= Exercise brief =
Work through the following lines and count those that hold the word "statsmodels". Reply with that number only.

= Record excerpts =
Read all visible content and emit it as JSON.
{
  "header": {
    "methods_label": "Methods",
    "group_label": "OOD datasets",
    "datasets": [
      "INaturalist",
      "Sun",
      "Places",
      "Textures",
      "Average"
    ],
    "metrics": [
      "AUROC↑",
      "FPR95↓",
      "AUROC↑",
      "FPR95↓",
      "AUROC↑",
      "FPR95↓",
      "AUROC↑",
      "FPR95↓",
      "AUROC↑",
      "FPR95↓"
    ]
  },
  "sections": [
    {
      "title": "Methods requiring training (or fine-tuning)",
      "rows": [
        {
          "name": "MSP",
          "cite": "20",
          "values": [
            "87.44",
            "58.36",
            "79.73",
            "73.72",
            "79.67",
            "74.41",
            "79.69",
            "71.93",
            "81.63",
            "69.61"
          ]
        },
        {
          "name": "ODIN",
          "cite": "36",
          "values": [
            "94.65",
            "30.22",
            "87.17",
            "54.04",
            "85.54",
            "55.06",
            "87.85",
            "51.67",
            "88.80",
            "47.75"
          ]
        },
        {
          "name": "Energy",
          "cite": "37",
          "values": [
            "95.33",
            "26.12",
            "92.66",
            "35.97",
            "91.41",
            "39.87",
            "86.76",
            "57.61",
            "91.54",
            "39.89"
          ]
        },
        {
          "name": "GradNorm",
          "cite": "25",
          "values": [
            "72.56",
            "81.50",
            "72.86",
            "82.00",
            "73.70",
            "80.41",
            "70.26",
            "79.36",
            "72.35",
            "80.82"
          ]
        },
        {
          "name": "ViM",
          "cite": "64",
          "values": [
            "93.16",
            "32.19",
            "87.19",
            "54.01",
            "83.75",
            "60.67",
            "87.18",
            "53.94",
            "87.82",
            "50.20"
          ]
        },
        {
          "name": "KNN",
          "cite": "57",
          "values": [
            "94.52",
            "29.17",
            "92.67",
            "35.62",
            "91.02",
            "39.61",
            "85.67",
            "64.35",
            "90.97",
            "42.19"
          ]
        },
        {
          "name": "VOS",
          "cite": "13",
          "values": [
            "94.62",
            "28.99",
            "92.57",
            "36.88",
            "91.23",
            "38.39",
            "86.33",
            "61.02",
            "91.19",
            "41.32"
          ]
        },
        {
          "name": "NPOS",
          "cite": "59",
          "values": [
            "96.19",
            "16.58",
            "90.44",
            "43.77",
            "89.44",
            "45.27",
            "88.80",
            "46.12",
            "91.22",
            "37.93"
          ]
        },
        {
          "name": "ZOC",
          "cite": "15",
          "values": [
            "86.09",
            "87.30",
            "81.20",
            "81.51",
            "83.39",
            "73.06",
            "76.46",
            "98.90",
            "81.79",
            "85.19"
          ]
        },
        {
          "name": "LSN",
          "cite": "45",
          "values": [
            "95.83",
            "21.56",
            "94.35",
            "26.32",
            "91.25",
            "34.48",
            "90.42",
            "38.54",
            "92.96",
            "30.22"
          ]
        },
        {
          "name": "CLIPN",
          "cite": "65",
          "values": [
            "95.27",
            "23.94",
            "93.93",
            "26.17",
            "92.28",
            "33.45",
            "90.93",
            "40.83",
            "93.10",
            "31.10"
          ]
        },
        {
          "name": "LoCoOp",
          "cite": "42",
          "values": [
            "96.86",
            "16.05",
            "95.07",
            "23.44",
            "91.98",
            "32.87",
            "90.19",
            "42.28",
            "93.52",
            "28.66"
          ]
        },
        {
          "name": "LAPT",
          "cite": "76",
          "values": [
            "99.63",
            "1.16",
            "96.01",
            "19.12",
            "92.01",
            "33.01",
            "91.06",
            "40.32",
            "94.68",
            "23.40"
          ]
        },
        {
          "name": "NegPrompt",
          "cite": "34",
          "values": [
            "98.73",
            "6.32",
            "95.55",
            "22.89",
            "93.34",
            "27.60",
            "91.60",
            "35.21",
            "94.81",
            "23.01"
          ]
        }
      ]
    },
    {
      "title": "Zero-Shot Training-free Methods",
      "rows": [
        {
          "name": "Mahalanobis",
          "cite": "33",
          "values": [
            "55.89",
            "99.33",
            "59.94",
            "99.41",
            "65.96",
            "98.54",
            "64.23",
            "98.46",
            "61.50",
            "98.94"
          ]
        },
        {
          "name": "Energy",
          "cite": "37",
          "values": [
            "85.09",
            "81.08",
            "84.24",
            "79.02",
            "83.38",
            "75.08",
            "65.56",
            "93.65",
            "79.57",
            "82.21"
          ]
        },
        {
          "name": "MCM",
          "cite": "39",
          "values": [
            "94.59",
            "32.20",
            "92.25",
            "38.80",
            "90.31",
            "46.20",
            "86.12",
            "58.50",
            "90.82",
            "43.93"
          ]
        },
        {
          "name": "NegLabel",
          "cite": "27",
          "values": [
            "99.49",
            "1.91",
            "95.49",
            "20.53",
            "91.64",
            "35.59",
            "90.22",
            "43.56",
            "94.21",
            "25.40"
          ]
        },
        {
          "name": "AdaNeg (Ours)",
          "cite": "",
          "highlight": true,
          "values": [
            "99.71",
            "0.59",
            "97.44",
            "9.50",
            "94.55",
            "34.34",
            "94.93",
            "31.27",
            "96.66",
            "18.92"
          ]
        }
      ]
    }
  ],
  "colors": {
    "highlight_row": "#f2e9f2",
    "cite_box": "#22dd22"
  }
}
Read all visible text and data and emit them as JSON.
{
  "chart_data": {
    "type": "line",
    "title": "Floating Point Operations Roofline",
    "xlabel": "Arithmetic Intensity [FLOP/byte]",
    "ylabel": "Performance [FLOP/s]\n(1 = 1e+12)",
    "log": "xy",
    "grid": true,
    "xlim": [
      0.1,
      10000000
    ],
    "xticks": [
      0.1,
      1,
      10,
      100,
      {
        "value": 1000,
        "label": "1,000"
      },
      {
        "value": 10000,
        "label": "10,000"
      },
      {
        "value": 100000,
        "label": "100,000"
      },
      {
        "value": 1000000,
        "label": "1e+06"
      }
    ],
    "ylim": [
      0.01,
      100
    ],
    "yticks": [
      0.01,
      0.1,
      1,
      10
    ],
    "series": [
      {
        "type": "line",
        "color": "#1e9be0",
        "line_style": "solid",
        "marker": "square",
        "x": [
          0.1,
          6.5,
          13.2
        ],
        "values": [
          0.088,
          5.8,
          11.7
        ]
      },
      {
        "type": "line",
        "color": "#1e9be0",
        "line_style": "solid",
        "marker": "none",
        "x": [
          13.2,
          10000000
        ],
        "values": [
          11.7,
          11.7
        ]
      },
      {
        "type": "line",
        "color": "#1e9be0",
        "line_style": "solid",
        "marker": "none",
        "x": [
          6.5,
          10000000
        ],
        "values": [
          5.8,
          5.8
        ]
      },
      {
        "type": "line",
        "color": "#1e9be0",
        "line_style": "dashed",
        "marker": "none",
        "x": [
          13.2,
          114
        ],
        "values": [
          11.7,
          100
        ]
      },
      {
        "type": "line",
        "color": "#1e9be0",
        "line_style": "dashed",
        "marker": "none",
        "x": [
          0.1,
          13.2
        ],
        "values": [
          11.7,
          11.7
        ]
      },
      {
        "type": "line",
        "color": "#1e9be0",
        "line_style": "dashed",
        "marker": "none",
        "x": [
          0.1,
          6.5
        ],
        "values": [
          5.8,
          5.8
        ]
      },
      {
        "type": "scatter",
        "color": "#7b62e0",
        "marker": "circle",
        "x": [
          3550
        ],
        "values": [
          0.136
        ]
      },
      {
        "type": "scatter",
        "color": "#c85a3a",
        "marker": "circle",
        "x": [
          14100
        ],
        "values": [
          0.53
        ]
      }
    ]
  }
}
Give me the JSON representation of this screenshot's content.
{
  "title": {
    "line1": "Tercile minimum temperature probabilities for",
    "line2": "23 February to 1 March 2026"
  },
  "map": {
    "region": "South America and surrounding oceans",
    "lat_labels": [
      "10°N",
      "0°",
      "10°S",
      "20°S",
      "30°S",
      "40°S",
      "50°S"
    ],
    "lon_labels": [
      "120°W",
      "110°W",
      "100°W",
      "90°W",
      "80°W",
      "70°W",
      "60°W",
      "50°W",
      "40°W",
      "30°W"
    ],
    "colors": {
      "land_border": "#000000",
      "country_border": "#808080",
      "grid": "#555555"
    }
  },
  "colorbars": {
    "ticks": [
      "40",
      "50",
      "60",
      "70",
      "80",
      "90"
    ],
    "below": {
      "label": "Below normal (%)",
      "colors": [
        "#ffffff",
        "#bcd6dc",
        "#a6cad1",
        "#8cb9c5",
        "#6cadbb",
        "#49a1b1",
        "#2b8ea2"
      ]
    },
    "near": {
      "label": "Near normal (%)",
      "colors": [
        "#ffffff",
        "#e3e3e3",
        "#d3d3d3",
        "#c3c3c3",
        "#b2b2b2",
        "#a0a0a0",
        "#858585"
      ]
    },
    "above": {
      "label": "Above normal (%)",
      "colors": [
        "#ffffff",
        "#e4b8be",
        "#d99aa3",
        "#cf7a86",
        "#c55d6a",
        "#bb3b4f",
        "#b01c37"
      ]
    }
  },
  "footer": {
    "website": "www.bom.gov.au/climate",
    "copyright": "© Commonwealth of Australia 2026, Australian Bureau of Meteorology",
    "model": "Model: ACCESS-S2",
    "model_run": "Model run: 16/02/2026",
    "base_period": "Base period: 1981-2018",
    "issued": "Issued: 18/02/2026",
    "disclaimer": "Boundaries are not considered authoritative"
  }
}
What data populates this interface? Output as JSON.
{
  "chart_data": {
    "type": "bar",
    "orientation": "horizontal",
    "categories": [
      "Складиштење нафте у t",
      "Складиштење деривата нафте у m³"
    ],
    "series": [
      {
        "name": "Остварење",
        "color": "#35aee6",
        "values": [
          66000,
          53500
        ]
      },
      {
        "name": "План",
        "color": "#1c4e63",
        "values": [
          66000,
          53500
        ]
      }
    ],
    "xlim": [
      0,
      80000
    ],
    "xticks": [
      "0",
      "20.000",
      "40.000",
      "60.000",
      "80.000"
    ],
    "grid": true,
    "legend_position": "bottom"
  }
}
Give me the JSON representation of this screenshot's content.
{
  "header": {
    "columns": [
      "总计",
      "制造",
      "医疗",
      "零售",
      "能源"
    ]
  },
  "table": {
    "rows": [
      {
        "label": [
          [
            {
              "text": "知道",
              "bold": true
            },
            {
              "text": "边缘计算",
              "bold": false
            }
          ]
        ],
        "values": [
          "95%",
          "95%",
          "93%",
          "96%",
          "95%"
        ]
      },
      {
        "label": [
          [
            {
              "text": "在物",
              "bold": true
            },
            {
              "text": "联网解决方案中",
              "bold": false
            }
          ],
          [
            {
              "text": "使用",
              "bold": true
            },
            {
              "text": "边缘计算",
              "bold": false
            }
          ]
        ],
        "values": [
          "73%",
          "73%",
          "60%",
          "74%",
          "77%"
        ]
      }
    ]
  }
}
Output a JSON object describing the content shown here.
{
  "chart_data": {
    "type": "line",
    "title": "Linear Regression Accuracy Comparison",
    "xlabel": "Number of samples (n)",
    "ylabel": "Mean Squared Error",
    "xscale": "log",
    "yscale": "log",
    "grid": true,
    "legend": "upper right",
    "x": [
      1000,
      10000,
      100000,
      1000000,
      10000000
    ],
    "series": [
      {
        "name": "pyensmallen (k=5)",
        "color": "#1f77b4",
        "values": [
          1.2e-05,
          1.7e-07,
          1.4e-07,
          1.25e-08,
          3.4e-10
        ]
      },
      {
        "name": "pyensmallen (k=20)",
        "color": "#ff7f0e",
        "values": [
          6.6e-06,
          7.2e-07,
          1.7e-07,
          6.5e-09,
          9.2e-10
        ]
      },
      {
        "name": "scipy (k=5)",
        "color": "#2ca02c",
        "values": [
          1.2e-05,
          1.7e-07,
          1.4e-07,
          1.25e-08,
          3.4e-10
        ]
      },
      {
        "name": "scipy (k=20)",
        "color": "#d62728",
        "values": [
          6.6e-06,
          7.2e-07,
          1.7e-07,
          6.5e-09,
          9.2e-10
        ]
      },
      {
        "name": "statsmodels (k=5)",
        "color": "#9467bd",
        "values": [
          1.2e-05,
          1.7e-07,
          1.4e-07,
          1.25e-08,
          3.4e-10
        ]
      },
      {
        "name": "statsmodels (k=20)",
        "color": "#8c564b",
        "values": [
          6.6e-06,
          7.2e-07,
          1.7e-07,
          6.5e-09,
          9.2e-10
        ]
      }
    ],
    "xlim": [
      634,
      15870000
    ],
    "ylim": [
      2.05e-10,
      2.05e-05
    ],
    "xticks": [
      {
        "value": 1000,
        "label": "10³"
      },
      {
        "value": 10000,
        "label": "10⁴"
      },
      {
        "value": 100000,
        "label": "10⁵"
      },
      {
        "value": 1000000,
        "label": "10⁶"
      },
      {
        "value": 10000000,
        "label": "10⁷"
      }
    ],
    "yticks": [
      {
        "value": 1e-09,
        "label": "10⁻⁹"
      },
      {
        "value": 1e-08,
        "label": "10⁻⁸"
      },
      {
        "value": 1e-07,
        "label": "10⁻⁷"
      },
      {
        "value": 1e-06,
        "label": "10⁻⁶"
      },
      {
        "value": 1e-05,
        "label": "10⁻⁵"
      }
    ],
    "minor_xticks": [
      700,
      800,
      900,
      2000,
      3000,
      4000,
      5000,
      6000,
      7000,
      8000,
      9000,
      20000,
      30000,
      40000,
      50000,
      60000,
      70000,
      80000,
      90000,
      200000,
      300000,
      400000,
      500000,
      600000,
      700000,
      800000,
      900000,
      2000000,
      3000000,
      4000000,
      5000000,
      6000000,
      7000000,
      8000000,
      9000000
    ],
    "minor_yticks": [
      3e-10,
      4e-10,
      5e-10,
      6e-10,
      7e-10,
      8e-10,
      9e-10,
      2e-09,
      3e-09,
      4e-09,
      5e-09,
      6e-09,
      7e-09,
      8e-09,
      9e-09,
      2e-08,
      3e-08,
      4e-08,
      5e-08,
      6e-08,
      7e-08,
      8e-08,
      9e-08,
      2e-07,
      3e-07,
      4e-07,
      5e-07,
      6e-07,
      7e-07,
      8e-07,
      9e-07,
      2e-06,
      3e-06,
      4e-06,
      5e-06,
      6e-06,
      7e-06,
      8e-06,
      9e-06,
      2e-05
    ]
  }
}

= Solution =
2